• **Stored items**:

§

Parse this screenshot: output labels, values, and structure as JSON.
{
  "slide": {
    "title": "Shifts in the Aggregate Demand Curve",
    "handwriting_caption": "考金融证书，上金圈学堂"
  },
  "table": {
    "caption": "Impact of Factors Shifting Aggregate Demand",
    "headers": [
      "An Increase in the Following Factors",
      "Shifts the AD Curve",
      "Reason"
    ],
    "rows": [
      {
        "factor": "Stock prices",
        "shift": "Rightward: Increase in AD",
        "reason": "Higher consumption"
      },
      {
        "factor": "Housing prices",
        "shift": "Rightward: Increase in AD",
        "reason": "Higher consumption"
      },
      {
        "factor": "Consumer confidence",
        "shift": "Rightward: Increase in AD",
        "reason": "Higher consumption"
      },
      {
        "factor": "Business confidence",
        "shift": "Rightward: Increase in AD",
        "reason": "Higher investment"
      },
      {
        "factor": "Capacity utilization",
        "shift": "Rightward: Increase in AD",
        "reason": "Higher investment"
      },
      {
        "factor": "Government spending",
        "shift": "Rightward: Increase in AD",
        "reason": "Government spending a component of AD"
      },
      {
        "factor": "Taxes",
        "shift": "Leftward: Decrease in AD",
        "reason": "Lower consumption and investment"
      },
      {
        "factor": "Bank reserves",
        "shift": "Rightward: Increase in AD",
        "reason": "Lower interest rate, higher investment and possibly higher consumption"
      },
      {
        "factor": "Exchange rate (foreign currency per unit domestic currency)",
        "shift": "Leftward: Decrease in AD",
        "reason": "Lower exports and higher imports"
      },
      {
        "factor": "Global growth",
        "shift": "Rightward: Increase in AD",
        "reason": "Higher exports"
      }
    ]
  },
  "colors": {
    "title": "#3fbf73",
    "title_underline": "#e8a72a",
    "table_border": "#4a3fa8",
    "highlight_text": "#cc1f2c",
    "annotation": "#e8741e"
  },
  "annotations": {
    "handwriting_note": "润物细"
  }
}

§

• **Task**:
Every record above should be output exactly.

• **Completed exercise**:
Parse this screenshot: output labels, values, and structure as JSON.
{
  "slide": {
    "title": "Shifts in the Aggregate Demand Curve",
    "handwriting_caption": "考金融证书，上金圈学堂"
  },
  "table": {
    "caption": "Impact of Factors Shifting Aggregate Demand",
    "headers": [
      "An Increase in the Following Factors",
      "Shifts the AD Curve",
      "Reason"
    ],
    "rows": [
      {
        "factor": "Stock prices",
        "shift": "Rightward: Increase in AD",
        "reason": "Higher consumption"
      },
      {
        "factor": "Housing prices",
        "shift": "Rightward: Increase in AD",
        "reason": "Higher consumption"
      },
      {
        "factor": "Consumer confidence",
        "shift": "Rightward: Increase in AD",
        "reason": "Higher consumption"
      },
      {
        "factor": "Business confidence",
        "shift": "Rightward: Increase in AD",
        "reason": "Higher investment"
      },
      {
        "factor": "Capacity utilization",
        "shift": "Rightward: Increase in AD",
        "reason": "Higher investment"
      },
      {
        "factor": "Government spending",
        "shift": "Rightward: Increase in AD",
        "reason": "Government spending a component of AD"
      },
      {
        "factor": "Taxes",
        "shift": "Leftward: Decrease in AD",
        "reason": "Lower consumption and investment"
      },
      {
        "factor": "Bank reserves",
        "shift": "Rightward: Increase in AD",
        "reason": "Lower interest rate, higher investment and possibly higher consumption"
      },
      {
        "factor": "Exchange rate (foreign currency per unit domestic currency)",
        "shift": "Leftward: Decrease in AD",
        "reason": "Lower exports and higher imports"
      },
      {
        "factor": "Global growth",
        "shift": "Rightward: Increase in AD",
        "reason": "Higher exports"
      }
    ]
  },
  "colors": {
    "title": "#3fbf73",
    "title_underline": "#e8a72a",
    "table_border": "#4a3fa8",
    "highlight_text": "#cc1f2c",
    "annotation": "#e8741e"
  },
  "annotations": {
    "handwriting_note": "润物细"
  }
}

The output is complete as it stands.